[Dataset excerpt]
╭──

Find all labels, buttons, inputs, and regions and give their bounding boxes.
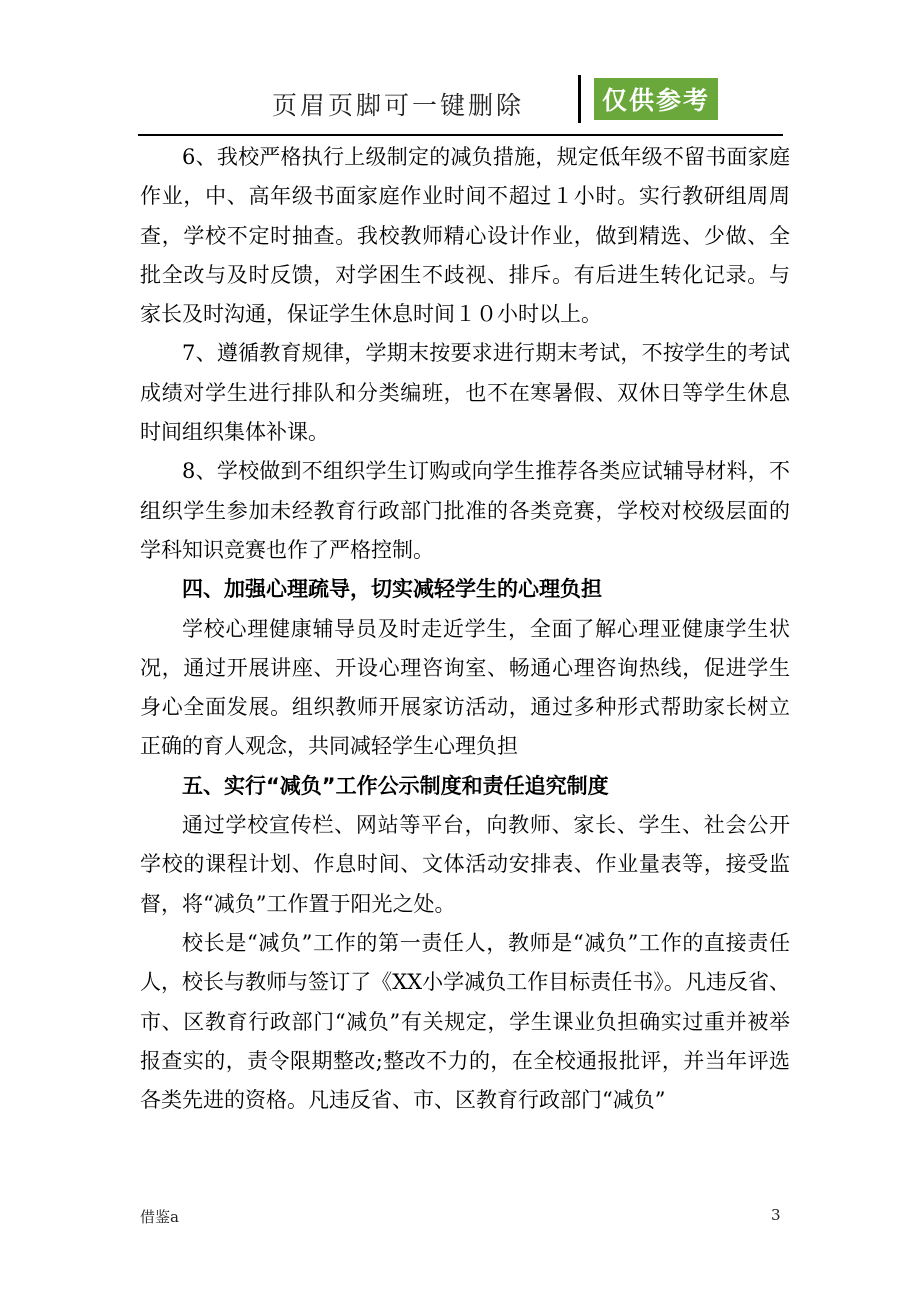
document-body (140, 138, 790, 1120)
paragraph-psychology: 学校心理健康辅导员及时走近学生，全面了解心理亚健康学生状况，通过开展讲座、开设心理咨询室、畅通心理咨询热线，促进学生身心全面发展。组织教师开展家访活动，通过多种形式帮助家长树立正确的育人观念，共同减轻学生心理负担 (140, 616, 790, 759)
footer-text: 借鉴a (140, 1208, 179, 1226)
header-text: 页眉页脚可一键删除 (272, 91, 525, 120)
page-number: 3 (771, 1206, 781, 1224)
header-rule (138, 134, 783, 136)
paragraph-item-7: 7、遵循教育规律，学期末按要求进行期末考试，不按学生的考试成绩对学生进行排队和分类编班，也不在寒暑假、双休日等学生休息时间组织集体补课。 (140, 341, 790, 445)
paragraph-item-6: 6、我校严格执行上级制定的减负措施，规定低年级不留书面家庭作业，中、高年级书面家庭作业时间不超过１小时。实行教研组周周查，学校不定时抽查。我校教师精心设计作业，做到精选、少做、全批全改与及时反馈，对学困生不歧视、排斥。有后进生转化记录。与家长及时沟通，保证学生休息时间１０小时以上。 (140, 145, 790, 327)
section-heading-4: 四、加强心理疏导，切实减轻学生的心理负担 (182, 577, 602, 602)
reference-badge: 仅供参考 (594, 78, 718, 120)
section-heading-5: 五、实行“减负”工作公示制度和责任追究制度 (182, 773, 609, 798)
paragraph-item-8: 8、学校做到不组织学生订购或向学生推荐各类应试辅导材料，不组织学生参加未经教育行政部门批准的各类竞赛，学校对校级层面的学科知识竞赛也作了严格控制。 (140, 459, 790, 562)
header-divider (578, 75, 581, 123)
paragraph-responsibility: 校长是“减负”工作的第一责任人，教师是“减负”工作的直接责任人，校长与教师与签订了《XX小学减负工作目标责任书》。凡违反省、市、区教育行政部门“减负”有关规定，学生课业负担确实过重并被举报查实的，责令限期整改;整改不力的，在全校通报批评，并当年评选各类先进的资格。凡违反省、市、区教育行政部门“减负” (140, 930, 790, 1113)
paragraph-publicity: 通过学校宣传栏、网站等平台，向教师、家长、学生、社会公开学校的课程计划、作息时间、文体活动安排表、作业量表等，接受监督，将“减负”工作置于阳光之处。 (140, 813, 790, 916)
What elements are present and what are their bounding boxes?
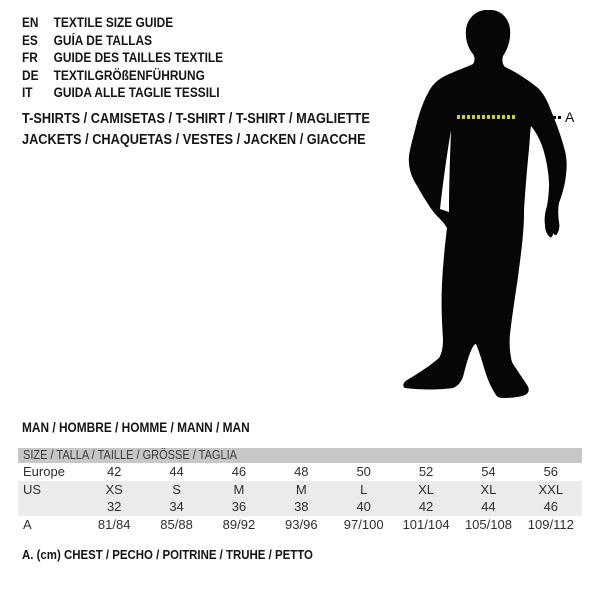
table-cell: 42 (106, 464, 122, 479)
language-label: GUIDE DES TAILLES TEXTILE (53, 50, 224, 65)
table-row-label (18, 498, 83, 516)
language-row-text (22, 32, 152, 50)
man-silhouette (403, 10, 566, 398)
language-row (22, 14, 251, 32)
table-cell: 44 (169, 464, 184, 479)
category-list (22, 109, 417, 150)
language-code: ES (22, 32, 38, 48)
language-row-text (22, 49, 223, 67)
chest-measure-line (457, 115, 517, 119)
table-cell: 54 (481, 464, 496, 479)
size-table-header (18, 448, 582, 463)
size-table (18, 448, 582, 534)
table-cell: 32 (106, 499, 122, 514)
language-code: FR (22, 50, 38, 65)
section-title (22, 420, 281, 436)
measurement-footnote (22, 547, 353, 563)
language-row (22, 67, 251, 85)
table-cell: 105/108 (464, 517, 512, 532)
table-cell: M (233, 482, 245, 497)
language-row (22, 49, 251, 67)
table-cell: 36 (231, 499, 247, 514)
table-cell: 34 (169, 499, 184, 514)
table-cell: 101/104 (402, 517, 450, 532)
language-code: IT (22, 85, 33, 100)
table-cell: 46 (231, 464, 247, 479)
table-row (18, 498, 582, 516)
measure-label-a: A (565, 109, 575, 125)
table-row-label: US (23, 482, 42, 497)
table-cell: 44 (481, 499, 496, 514)
table-cell: 85/88 (160, 517, 193, 532)
language-code: DE (22, 67, 39, 83)
figure-area (395, 8, 580, 400)
language-row (22, 84, 251, 102)
table-row (18, 516, 582, 534)
table-cell: M (295, 482, 307, 497)
table-cell: 81/84 (97, 517, 131, 532)
category-line (22, 130, 417, 151)
language-label: TEXTILGRÖßENFÜHRUNG (53, 67, 205, 83)
table-cell: 52 (418, 464, 434, 479)
table-cell: XS (105, 482, 123, 497)
table-cell: 93/96 (285, 517, 318, 532)
table-row (18, 481, 582, 498)
language-row-text (22, 67, 205, 85)
measure-connector-line (548, 116, 562, 119)
language-code: EN (22, 15, 39, 30)
section-title-text: MAN / HOMBRE / HOMME / MANN / MAN (22, 420, 250, 435)
table-cell: 56 (543, 464, 559, 479)
category-line-text: JACKETS / CHAQUETAS / VESTES / JACKEN / GIACCHE (22, 131, 366, 148)
table-cell: 48 (294, 464, 309, 479)
language-row-text (22, 84, 220, 102)
table-row (18, 463, 582, 481)
language-row (22, 32, 251, 50)
table-cell: XL (480, 482, 497, 497)
language-row-text (22, 14, 173, 32)
table-cell: XL (418, 482, 435, 497)
language-list (22, 14, 251, 102)
man-silhouette-image (395, 8, 580, 400)
size-table-body (18, 463, 582, 534)
table-cell: 38 (294, 499, 309, 514)
table-cell: 89/92 (222, 517, 256, 532)
table-row-label: Europe (23, 464, 65, 479)
category-line (22, 109, 417, 130)
table-cell: L (360, 482, 368, 497)
language-label: GUÍA DE TALLAS (53, 32, 153, 48)
category-line-text: T-SHIRTS / CAMISETAS / T-SHIRT / T-SHIRT / MAGLIETTE (22, 111, 370, 127)
language-label: GUIDA ALLE TAGLIE TESSILI (53, 85, 220, 100)
language-label: TEXTILE SIZE GUIDE (53, 15, 174, 30)
table-cell: 97/100 (343, 517, 384, 532)
table-cell: 42 (418, 499, 434, 514)
table-cell: 40 (356, 499, 371, 514)
table-cell: 109/112 (527, 517, 574, 532)
table-cell: 50 (356, 464, 371, 479)
table-row-label: A (23, 517, 32, 532)
table-cell: S (172, 482, 181, 497)
size-table-header-text: SIZE / TALLA / TAILLE / GRÖSSE / TAGLIA (23, 448, 237, 462)
table-cell: XXL (538, 482, 564, 497)
measurement-footnote-text: A. (cm) CHEST / PECHO / POITRINE / TRUHE / PETTO (22, 547, 313, 562)
table-cell: 46 (543, 499, 559, 514)
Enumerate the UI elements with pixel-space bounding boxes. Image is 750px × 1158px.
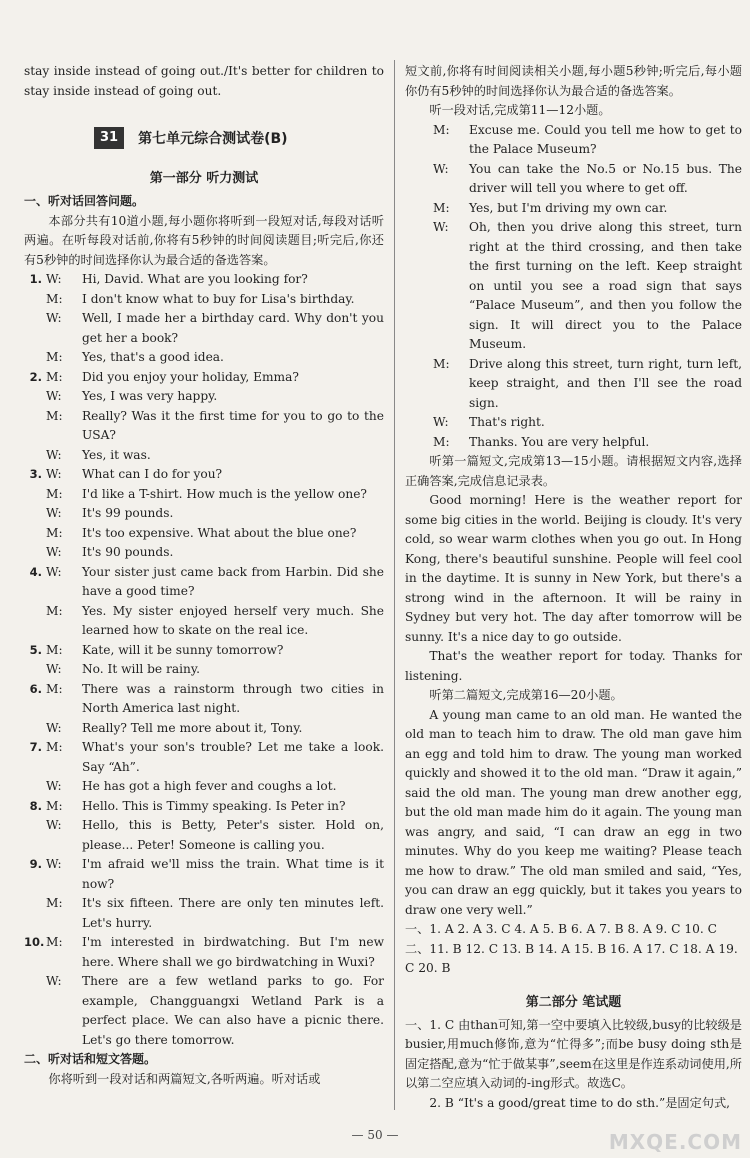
text2-title: 听第二篇短文,完成第16—20小题。 [429,688,623,702]
dialogue-text: Yes, but I'm driving my own car. [469,200,668,215]
speaker-label: W: [46,545,62,559]
question-number [24,290,42,310]
dialogue-text: Oh, then you drive along this street, turn right at the third crossing, and then take the first turning on the left. Keep straight on until you see a road sign that says “Palace Museum”, and then you follow the sign. It will direct you to the Palace Museum. [469,220,742,351]
dialogue-line [24,446,384,466]
dialogue-line [24,524,384,544]
question-number [24,660,42,680]
dialogue-text: I'd like a T-shirt. How much is the yellow one? [82,486,367,501]
unit-number-badge: 31 [94,127,124,149]
speaker-label: W: [433,161,449,176]
dialogue-line [24,972,384,1050]
question-number [24,309,42,348]
dialogue-line [24,719,384,739]
dialogue-line [24,894,384,933]
dialogue-text: Yes, I was very happy. [82,389,218,403]
question-number [24,485,42,505]
indent-spacer [405,121,429,160]
text2-paragraph: A young man came to an old man. He wanted the old man to teach him to draw. The old man gave him an egg and told him to draw. The young man worked quickly and showed it to the old man. “Draw it again,” said the old man. The young man drew another egg, but the old man made him do it again. The young man was angry, and said, “I can draw an egg in two minutes. Why do you keep me waiting? Please teach me how to draw.” The old man smiled and said, “Yes, you can draw an egg quickly, but it takes you years to draw one very well.” [405,707,742,917]
dialogue-text: Yes. My sister enjoyed herself very much. She learned how to skate on the real ice. [82,603,384,637]
speaker-label: W: [46,857,62,871]
dialogue-line [24,504,384,524]
dialogue-text: Thanks. You are very helpful. [469,434,650,449]
text1-paragraph-1: Good morning! Here is the weather report for some big cities in the world. Beijing is cloudy. It's very cold, so wear warm clothes when you go out. In Hong Kong, there's beautiful sunshine. People will feel cool in the daytime. It is sunny in New York, but there's a strong wind in the afternoon. It will be rainy in Sydney but very hot. The day after tomorrow will be sunny. It's a nice day to go outside. [405,493,742,644]
dialogue-text: Yes, it was. [82,447,151,462]
dialogue-line [405,218,742,355]
dialogue-text: Yes, that's a good idea. [82,350,224,364]
speaker-label: W: [46,779,62,793]
dialogue-text: He has got a high fever and coughs a lot. [82,779,337,793]
speaker-label: M: [46,350,63,364]
dialogue-line [24,543,384,563]
dialogue-text: There was a rainstorm through two cities in North America last night. [82,681,384,715]
indent-spacer [405,160,429,199]
dialogue-text: Kate, will it be sunny tomorrow? [82,642,284,657]
dialogue-line [24,290,384,310]
dialogue-line [405,121,742,160]
dialogue-line [24,777,384,797]
speaker-label: W: [46,311,62,325]
dialogue-line [24,680,384,719]
dialogue-line [24,407,384,446]
dialogue-text: It's 99 pounds. [82,506,174,520]
speaker-label: W: [46,272,62,286]
dialogue-text: That's right. [469,415,545,429]
speaker-label: M: [46,681,63,696]
speaker-label: W: [46,662,62,676]
question-number [24,387,42,407]
question-number [24,446,42,466]
question-number: 7. [29,740,42,754]
question-number [24,719,42,739]
question-number: 6. [29,681,42,696]
dialogue-line [405,413,742,433]
speaker-label: W: [46,720,62,735]
question-number: 2. [29,369,42,384]
speaker-label: W: [46,389,62,403]
indent-spacer [405,413,429,433]
explanation-1: 一、1. C 由than可知,第一空中要填入比较级,busy的比较级是busier,用much修饰,意为“忙得多”;而be busy doing sth是固定搭配,意为“忙于做某事”,seem在这里是作连系动词使用,所以第二空应填入动词的-ing形式。故选C。 [405,1017,742,1090]
part1-title: 第一部分 听力测试 [149,171,259,186]
section1-title: 一、听对话回答问题。 [24,194,145,208]
section2-intro: 你将听到一段对话和两篇短文,各听两遍。听对话或 [48,1071,321,1086]
dialogue-text: I don't know what to buy for Lisa's birthday. [82,291,355,306]
page-number: — 50 — [351,1128,399,1142]
part2-title: 第二部分 笔试题 [525,994,622,1010]
speaker-label: M: [46,486,63,501]
dialogue-line [24,933,384,972]
question-number [24,407,42,446]
left-column [24,0,384,1098]
question-number: 1. [29,272,42,286]
dialogue-text: It's 90 pounds. [82,545,174,559]
dialogue-text: Really? Tell me more about it, Tony. [82,720,303,735]
speaker-label: M: [46,369,63,384]
speaker-label: M: [46,291,63,306]
dialogue-line [24,641,384,661]
question-number [24,894,42,933]
dialogue-text: No. It will be rainy. [82,662,200,676]
dialogue-line [405,160,742,199]
dialogue-line [24,855,384,894]
speaker-label: M: [46,525,63,540]
section1-intro: 本部分共有10道小题,每小题你将听到一段短对话,每段对话听两遍。在听每段对话前,你将有5秒钟的时间阅读题目;听完后,你还有5秒钟的时间选择你认为最合适的备选答案。 [24,213,384,267]
text1-paragraph-2: That's the weather report for today. Thanks for listening. [405,649,742,683]
indent-spacer [405,433,429,453]
speaker-label: M: [433,434,450,449]
dialogue-text: Did you enjoy your holiday, Emma? [82,369,299,384]
dialogue-text: Drive along this street, turn right, turn left, keep straight, and then I'll see the road sign. [469,356,742,410]
speaker-label: M: [433,356,450,371]
question-number: 8. [29,798,42,813]
conversation [405,121,742,453]
dialogue-text: I'm afraid we'll miss the train. What time is it now? [82,857,384,891]
dialogue-line [24,309,384,348]
answers-part1: 一、1. A 2. A 3. C 4. A 5. B 6. A 7. B 8. A 9. C 10. C [405,922,717,936]
dialogue-text: Hello, this is Betty, Peter's sister. Hold on, please... Peter! Someone is calling you. [82,818,384,852]
answers-part2: 二、11. B 12. C 13. B 14. A 15. B 16. A 17. C 18. A 19. C 20. B [405,941,738,975]
dialogue-line [405,199,742,219]
question-number: 4. [29,564,42,579]
dialogue-text: It's six fifteen. There are only ten minutes left. Let's hurry. [82,896,384,930]
dialogue-text: Hello. This is Timmy speaking. Is Peter in? [82,798,346,813]
indent-spacer [405,218,429,355]
dialogue-text: Really? Was it the first time for you to go to the USA? [82,408,384,442]
unit-title [94,127,384,149]
speaker-label: W: [433,220,449,234]
intro-text: stay inside instead of going out./It's better for children to stay inside instead of going out. [24,64,384,98]
dialogue-text: I'm interested in birdwatching. But I'm new here. Where shall we go birdwatching in Wuxi? [82,935,384,969]
dialogue-line [24,816,384,855]
dialogue-line [24,465,384,485]
dialogue-line [24,602,384,641]
dialogue-text: There are a few wetland parks to go. For example, Changguangxi Wetland Park is a perfect place. We can also have a picnic there. Let's go there tomorrow. [82,974,384,1047]
speaker-label: W: [46,974,62,988]
question-number [24,777,42,797]
speaker-label: M: [433,122,450,137]
question-number [24,972,42,1050]
dialogue-text: Well, I made her a birthday card. Why don't you get her a book? [82,311,384,345]
dialogue-line [405,355,742,414]
dialogue-line [24,485,384,505]
dialogue-text: You can take the No.5 or No.15 bus. The driver will tell you where to get off. [469,161,742,195]
explanation-2: 2. B “It's a good/great time to do sth.”是固定句式, [429,1095,731,1110]
dialogue-line [405,433,742,453]
watermark-logo: MXQE.COM [608,1130,742,1154]
text1-title: 听第一篇短文,完成第13—15小题。请根据短文内容,选择正确答案,完成信息记录表。 [405,454,742,488]
question-number: 10. [24,935,45,949]
speaker-label: W: [46,818,62,832]
dialogue-text: Hi, David. What are you looking for? [82,272,308,286]
unit-title-text: 第七单元综合测试卷(B) [138,131,288,147]
question-number [24,524,42,544]
speaker-label: W: [46,506,62,520]
dialogue-line [24,660,384,680]
question-number [24,602,42,641]
speaker-label: M: [46,603,63,618]
dialogue-line [24,368,384,388]
speaker-label: W: [46,564,62,579]
dialogue-text: Your sister just came back from Harbin. Did she have a good time? [82,564,384,598]
dialogue-line [24,738,384,777]
section2-intro-continued: 短文前,你将有时间阅读相关小题,每小题5秒钟;听完后,每小题你仍有5秒钟的时间选择你认为最合适的备选答案。 [405,64,742,98]
question-number [24,816,42,855]
column-divider [394,60,395,1110]
question-number: 9. [29,857,42,871]
question-number [24,543,42,563]
indent-spacer [405,355,429,414]
speaker-label: M: [46,408,63,423]
conversation-title: 听一段对话,完成第11—12小题。 [429,103,611,117]
section2-title: 二、听对话和短文答题。 [24,1052,157,1066]
speaker-label: W: [46,467,62,481]
dialogue-list [24,270,384,1050]
speaker-label: W: [46,447,62,462]
dialogue-line [24,563,384,602]
question-number [24,504,42,524]
speaker-label: M: [46,798,63,813]
dialogue-text: Excuse me. Could you tell me how to get to the Palace Museum? [469,122,742,156]
speaker-label: W: [433,415,449,429]
right-column [405,0,742,1110]
question-number: 3. [29,467,42,481]
indent-spacer [405,199,429,219]
dialogue-text: What can I do for you? [82,467,223,481]
dialogue-line [24,270,384,290]
speaker-label: M: [46,896,63,910]
speaker-label: M: [433,200,450,215]
dialogue-line [24,387,384,407]
dialogue-line [24,348,384,368]
speaker-label: M: [46,642,63,657]
speaker-label: M: [46,740,63,754]
speaker-label: M: [46,935,63,949]
dialogue-text: What's your son's trouble? Let me take a look. Say “Ah”. [82,740,384,774]
question-number [24,348,42,368]
dialogue-line [24,797,384,817]
question-number: 5. [29,642,42,657]
dialogue-text: It's too expensive. What about the blue one? [82,525,357,540]
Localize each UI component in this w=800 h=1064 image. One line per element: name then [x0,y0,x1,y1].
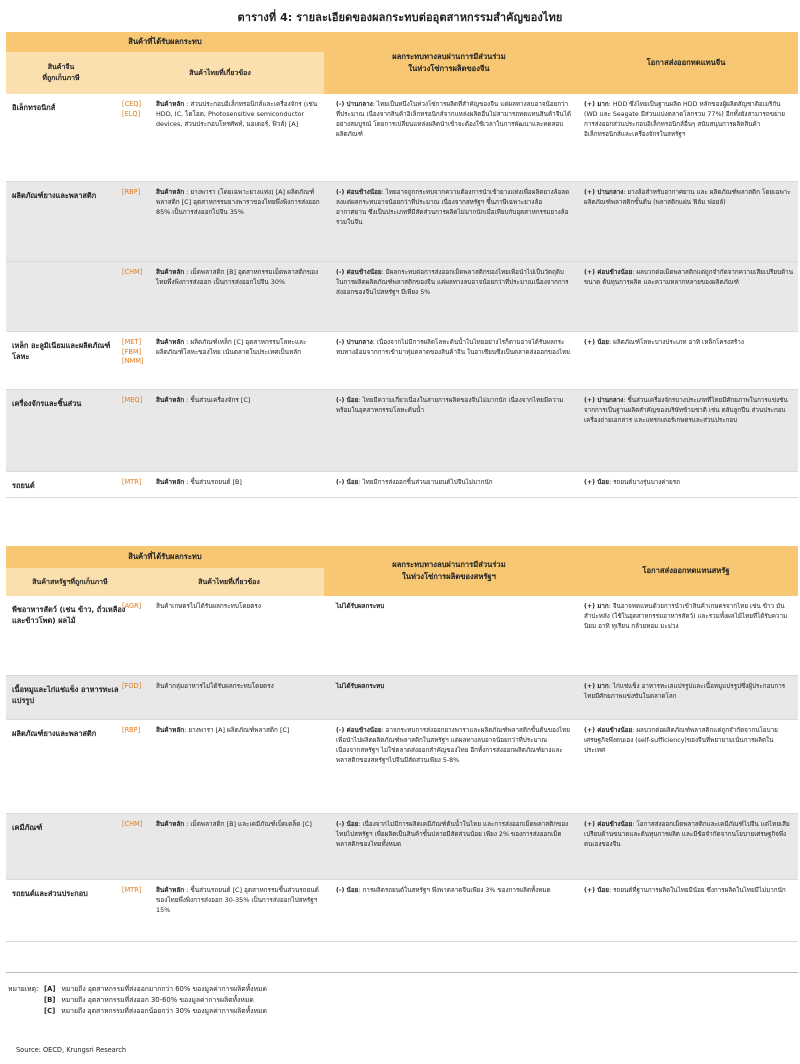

╰──

Reproduce word for word the part of the entries above that opens with the line containing "document-body (140, 138, 790, 1120)" and closes with the line containing "What elements are", including both of those lines.

## [Task solution]
document-body (140, 138, 790, 1120)
paragraph-psychology: 学校心理健康辅导员及时走近学生，全面了解心理亚健康学生状况，通过开展讲座、开设心理咨询室、畅通心理咨询热线，促进学生身心全面发展。组织教师开展家访活动，通过多种形式帮助家长树立正确的育人观念，共同减轻学生心理负担 (140, 616, 790, 759)
footer-text: 借鉴a (140, 1208, 179, 1226)
header-text: 页眉页脚可一键删除 (272, 91, 525, 120)
page-number: 3 (771, 1206, 781, 1224)
header-rule (138, 134, 783, 136)
paragraph-item-7: 7、遵循教育规律，学期末按要求进行期末考试，不按学生的考试成绩对学生进行排队和分类编班，也不在寒暑假、双休日等学生休息时间组织集体补课。 (140, 341, 790, 445)
paragraph-item-6: 6、我校严格执行上级制定的减负措施，规定低年级不留书面家庭作业，中、高年级书面家庭作业时间不超过１小时。实行教研组周周查，学校不定时抽查。我校教师精心设计作业，做到精选、少做、全批全改与及时反馈，对学困生不歧视、排斥。有后进生转化记录。与家长及时沟通，保证学生休息时间１０小时以上。 (140, 145, 790, 327)
section-heading-4: 四、加强心理疏导，切实减轻学生的心理负担 (182, 577, 602, 602)
reference-badge: 仅供参考 (594, 78, 718, 120)
section-heading-5: 五、实行“减负”工作公示制度和责任追究制度 (182, 773, 609, 798)
paragraph-item-8: 8、学校做到不组织学生订购或向学生推荐各类应试辅导材料，不组织学生参加未经教育行政部门批准的各类竞赛，学校对校级层面的学科知识竞赛也作了严格控制。 (140, 459, 790, 562)
header-divider (578, 75, 581, 123)
paragraph-responsibility: 校长是“减负”工作的第一责任人，教师是“减负”工作的直接责任人，校长与教师与签订了《XX小学减负工作目标责任书》。凡违反省、市、区教育行政部门“减负”有关规定，学生课业负担确实过重并被举报查实的，责令限期整改;整改不力的，在全校通报批评，并当年评选各类先进的资格。凡违反省、市、区教育行政部门“减负” (140, 930, 790, 1113)
paragraph-publicity: 通过学校宣传栏、网站等平台，向教师、家长、学生、社会公开学校的课程计划、作息时间、文体活动安排表、作业量表等，接受监督，将“减负”工作置于阳光之处。 (140, 813, 790, 916)
What elements are present and what are their bounding boxes?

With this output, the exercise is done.